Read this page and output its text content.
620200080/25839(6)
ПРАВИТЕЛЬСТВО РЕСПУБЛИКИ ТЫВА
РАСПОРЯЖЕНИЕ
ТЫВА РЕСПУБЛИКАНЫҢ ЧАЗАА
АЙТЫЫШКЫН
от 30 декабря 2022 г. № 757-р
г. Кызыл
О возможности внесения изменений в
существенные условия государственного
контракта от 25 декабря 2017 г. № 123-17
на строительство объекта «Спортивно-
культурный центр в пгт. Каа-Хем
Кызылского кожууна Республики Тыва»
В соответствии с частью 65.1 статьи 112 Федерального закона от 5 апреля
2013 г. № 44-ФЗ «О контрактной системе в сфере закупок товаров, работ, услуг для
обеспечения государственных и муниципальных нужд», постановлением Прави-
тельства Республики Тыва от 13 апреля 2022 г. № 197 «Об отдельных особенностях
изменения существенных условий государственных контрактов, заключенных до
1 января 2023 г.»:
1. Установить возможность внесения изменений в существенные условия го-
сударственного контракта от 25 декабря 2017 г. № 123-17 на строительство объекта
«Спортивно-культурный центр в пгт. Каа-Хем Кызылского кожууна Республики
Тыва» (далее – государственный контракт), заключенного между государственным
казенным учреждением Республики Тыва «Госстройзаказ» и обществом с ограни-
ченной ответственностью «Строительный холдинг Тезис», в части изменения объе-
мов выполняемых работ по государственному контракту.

········

EXERCISE DIRECTIONS
Hand back the material above in full, exactly as written.

REPLY
Read this page and output its text content.
620200080/25839(6)
ПРАВИТЕЛЬСТВО РЕСПУБЛИКИ ТЫВА
РАСПОРЯЖЕНИЕ
ТЫВА РЕСПУБЛИКАНЫҢ ЧАЗАА
АЙТЫЫШКЫН
от 30 декабря 2022 г. № 757-р
г. Кызыл
О возможности внесения изменений в
существенные условия государственного
контракта от 25 декабря 2017 г. № 123-17
на строительство объекта «Спортивно-
культурный центр в пгт. Каа-Хем
Кызылского кожууна Республики Тыва»
В соответствии с частью 65.1 статьи 112 Федерального закона от 5 апреля
2013 г. № 44-ФЗ «О контрактной системе в сфере закупок товаров, работ, услуг для
обеспечения государственных и муниципальных нужд», постановлением Прави-
тельства Республики Тыва от 13 апреля 2022 г. № 197 «Об отдельных особенностях
изменения существенных условий государственных контрактов, заключенных до
1 января 2023 г.»:
1. Установить возможность внесения изменений в существенные условия го-
сударственного контракта от 25 декабря 2017 г. № 123-17 на строительство объекта
«Спортивно-культурный центр в пгт. Каа-Хем Кызылского кожууна Республики
Тыва» (далее – государственный контракт), заключенного между государственным
казенным учреждением Республики Тыва «Госстройзаказ» и обществом с ограни-
ченной ответственностью «Строительный холдинг Тезис», в части изменения объе-
мов выполняемых работ по государственному контракту.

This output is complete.